• _SOURCE RECORDS_:

════════════════════

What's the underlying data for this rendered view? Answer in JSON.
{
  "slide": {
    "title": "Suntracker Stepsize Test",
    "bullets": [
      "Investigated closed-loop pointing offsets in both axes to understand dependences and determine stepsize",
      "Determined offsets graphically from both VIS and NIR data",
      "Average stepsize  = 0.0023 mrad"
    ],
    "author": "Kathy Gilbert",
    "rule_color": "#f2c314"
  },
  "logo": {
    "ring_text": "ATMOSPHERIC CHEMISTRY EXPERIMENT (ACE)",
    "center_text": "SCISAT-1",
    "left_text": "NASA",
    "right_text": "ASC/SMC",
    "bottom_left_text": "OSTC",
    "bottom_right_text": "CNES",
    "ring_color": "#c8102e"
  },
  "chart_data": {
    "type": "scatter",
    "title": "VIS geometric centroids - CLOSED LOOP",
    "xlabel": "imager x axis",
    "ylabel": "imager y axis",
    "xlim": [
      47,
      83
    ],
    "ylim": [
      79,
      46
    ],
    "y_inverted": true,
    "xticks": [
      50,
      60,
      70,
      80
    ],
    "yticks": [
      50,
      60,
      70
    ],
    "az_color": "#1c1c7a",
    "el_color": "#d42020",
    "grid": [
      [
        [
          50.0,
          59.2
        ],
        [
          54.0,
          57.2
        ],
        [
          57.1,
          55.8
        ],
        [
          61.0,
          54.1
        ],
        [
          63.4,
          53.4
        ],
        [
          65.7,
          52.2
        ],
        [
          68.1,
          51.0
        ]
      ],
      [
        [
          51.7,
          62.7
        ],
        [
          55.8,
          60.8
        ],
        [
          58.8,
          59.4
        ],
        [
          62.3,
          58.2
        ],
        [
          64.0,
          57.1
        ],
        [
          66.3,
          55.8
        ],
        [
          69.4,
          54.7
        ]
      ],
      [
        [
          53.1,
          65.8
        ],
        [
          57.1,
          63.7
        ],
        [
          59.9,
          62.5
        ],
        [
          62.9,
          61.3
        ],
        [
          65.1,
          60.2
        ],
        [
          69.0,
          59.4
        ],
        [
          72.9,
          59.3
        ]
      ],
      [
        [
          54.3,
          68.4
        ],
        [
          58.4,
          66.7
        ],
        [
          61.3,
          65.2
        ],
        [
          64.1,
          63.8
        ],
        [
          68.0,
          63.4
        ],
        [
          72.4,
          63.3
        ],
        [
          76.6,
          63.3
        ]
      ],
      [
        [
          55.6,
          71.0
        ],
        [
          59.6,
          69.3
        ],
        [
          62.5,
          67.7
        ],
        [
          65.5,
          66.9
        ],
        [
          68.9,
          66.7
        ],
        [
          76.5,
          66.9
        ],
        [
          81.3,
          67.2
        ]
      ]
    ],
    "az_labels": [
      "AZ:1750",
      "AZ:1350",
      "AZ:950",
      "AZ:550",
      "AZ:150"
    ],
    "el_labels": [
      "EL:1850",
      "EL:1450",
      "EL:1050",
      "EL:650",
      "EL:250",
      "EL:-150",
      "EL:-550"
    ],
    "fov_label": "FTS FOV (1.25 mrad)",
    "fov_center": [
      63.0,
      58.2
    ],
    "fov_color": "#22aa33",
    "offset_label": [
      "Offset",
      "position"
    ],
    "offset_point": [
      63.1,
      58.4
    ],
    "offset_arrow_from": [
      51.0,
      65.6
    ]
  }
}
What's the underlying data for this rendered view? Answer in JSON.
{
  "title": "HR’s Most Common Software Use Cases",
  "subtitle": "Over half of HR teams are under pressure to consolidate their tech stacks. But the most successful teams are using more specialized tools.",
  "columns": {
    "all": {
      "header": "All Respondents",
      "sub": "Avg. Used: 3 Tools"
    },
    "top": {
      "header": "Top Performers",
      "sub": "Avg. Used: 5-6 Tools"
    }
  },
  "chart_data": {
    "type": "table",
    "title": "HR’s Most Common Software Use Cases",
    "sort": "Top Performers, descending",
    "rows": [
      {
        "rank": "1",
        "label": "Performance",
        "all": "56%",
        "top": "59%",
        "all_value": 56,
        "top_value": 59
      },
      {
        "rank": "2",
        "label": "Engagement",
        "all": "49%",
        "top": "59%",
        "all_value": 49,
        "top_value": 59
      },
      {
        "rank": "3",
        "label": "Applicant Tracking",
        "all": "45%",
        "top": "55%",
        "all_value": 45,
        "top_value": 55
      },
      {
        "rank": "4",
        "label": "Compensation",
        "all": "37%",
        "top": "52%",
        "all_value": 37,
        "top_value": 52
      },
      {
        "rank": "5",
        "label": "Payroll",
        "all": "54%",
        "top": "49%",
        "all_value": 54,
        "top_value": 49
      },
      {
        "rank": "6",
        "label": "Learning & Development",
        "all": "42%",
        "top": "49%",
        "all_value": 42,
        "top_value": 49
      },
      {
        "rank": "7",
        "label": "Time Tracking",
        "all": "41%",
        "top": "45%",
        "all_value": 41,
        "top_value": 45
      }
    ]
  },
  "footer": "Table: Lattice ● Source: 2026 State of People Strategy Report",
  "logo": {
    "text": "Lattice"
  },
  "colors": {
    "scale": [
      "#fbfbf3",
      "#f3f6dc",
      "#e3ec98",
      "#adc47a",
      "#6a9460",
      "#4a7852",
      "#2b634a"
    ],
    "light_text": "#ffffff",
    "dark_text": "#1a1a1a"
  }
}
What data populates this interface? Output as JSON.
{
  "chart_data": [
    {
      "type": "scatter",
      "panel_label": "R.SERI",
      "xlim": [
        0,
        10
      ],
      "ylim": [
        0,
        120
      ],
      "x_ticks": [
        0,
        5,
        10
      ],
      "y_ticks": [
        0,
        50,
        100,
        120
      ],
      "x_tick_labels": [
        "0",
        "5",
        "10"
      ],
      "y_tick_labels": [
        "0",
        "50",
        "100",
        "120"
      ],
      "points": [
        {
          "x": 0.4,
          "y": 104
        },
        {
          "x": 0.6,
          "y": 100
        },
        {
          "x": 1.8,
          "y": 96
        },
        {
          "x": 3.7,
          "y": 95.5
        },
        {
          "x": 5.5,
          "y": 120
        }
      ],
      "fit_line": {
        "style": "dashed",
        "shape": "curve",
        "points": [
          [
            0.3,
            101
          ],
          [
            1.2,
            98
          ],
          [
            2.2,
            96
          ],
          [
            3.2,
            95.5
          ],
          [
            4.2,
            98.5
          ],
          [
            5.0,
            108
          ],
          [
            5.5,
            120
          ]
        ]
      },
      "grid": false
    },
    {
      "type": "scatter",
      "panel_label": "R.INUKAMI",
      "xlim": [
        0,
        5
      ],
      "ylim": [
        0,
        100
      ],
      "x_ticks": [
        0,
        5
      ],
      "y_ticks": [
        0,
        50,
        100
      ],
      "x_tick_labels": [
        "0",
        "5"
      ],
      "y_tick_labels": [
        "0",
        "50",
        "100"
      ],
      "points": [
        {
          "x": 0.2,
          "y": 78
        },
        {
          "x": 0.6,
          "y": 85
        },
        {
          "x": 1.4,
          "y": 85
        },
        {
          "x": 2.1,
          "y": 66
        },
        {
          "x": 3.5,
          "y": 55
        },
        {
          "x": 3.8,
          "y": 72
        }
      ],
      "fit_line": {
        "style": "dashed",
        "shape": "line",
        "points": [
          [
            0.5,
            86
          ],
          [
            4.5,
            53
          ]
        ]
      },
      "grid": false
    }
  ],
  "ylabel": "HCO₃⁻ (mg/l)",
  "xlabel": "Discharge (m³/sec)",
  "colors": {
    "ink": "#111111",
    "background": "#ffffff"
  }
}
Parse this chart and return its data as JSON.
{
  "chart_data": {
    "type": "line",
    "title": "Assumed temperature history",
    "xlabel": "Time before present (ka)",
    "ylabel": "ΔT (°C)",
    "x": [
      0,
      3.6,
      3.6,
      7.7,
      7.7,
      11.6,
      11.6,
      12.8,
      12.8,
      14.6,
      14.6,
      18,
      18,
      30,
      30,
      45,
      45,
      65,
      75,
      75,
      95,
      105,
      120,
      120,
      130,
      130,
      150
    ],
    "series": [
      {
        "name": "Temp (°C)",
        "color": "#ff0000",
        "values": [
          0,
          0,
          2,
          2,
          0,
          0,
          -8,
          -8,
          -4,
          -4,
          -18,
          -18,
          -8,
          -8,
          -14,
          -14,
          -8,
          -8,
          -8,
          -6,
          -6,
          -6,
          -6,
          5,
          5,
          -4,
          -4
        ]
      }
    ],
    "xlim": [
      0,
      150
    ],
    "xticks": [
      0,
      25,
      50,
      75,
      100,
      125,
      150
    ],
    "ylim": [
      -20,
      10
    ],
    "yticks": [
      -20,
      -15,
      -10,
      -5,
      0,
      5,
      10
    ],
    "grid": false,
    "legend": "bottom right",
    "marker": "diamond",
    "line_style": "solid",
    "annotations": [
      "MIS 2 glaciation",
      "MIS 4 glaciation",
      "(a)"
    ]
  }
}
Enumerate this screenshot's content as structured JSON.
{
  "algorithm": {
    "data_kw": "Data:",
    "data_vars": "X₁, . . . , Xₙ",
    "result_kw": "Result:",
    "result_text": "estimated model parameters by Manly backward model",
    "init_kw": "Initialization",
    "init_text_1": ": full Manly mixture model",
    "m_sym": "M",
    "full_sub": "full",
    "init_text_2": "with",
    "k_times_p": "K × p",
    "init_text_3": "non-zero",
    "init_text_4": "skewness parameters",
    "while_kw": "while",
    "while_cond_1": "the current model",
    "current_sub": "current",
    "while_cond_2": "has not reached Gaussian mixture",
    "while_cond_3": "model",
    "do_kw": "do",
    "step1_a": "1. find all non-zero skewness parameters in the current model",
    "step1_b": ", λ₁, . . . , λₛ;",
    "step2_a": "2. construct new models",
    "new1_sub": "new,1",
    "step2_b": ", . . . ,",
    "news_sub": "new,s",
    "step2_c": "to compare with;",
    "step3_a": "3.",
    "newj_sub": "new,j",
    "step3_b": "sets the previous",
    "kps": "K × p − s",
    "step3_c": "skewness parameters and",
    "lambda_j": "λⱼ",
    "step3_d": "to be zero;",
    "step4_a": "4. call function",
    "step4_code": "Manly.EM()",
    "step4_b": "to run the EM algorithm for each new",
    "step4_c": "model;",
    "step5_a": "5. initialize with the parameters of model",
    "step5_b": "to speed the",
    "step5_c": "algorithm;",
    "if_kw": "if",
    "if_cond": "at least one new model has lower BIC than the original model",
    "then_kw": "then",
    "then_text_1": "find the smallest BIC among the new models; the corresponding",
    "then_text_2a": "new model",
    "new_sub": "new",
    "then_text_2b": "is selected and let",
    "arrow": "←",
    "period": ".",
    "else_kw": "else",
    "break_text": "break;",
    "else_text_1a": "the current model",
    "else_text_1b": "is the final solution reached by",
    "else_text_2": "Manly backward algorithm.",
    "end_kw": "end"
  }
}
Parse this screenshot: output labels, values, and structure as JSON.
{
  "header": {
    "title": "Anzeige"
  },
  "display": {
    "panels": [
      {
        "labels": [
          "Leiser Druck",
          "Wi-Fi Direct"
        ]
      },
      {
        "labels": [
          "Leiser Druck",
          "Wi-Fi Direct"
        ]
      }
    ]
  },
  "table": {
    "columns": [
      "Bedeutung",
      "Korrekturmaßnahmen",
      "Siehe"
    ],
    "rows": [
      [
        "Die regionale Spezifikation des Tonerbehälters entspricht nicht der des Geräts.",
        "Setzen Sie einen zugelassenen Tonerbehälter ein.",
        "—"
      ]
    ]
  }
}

════════════════════

• _DIRECTIVE_:
In the entries above, find lines with "models" and copy each.

• _SOLUTION TO THIS TASK_:
    "step2_a": "2. construct new models",
    "then_text_1": "find the smallest BIC among the new models; the corresponding",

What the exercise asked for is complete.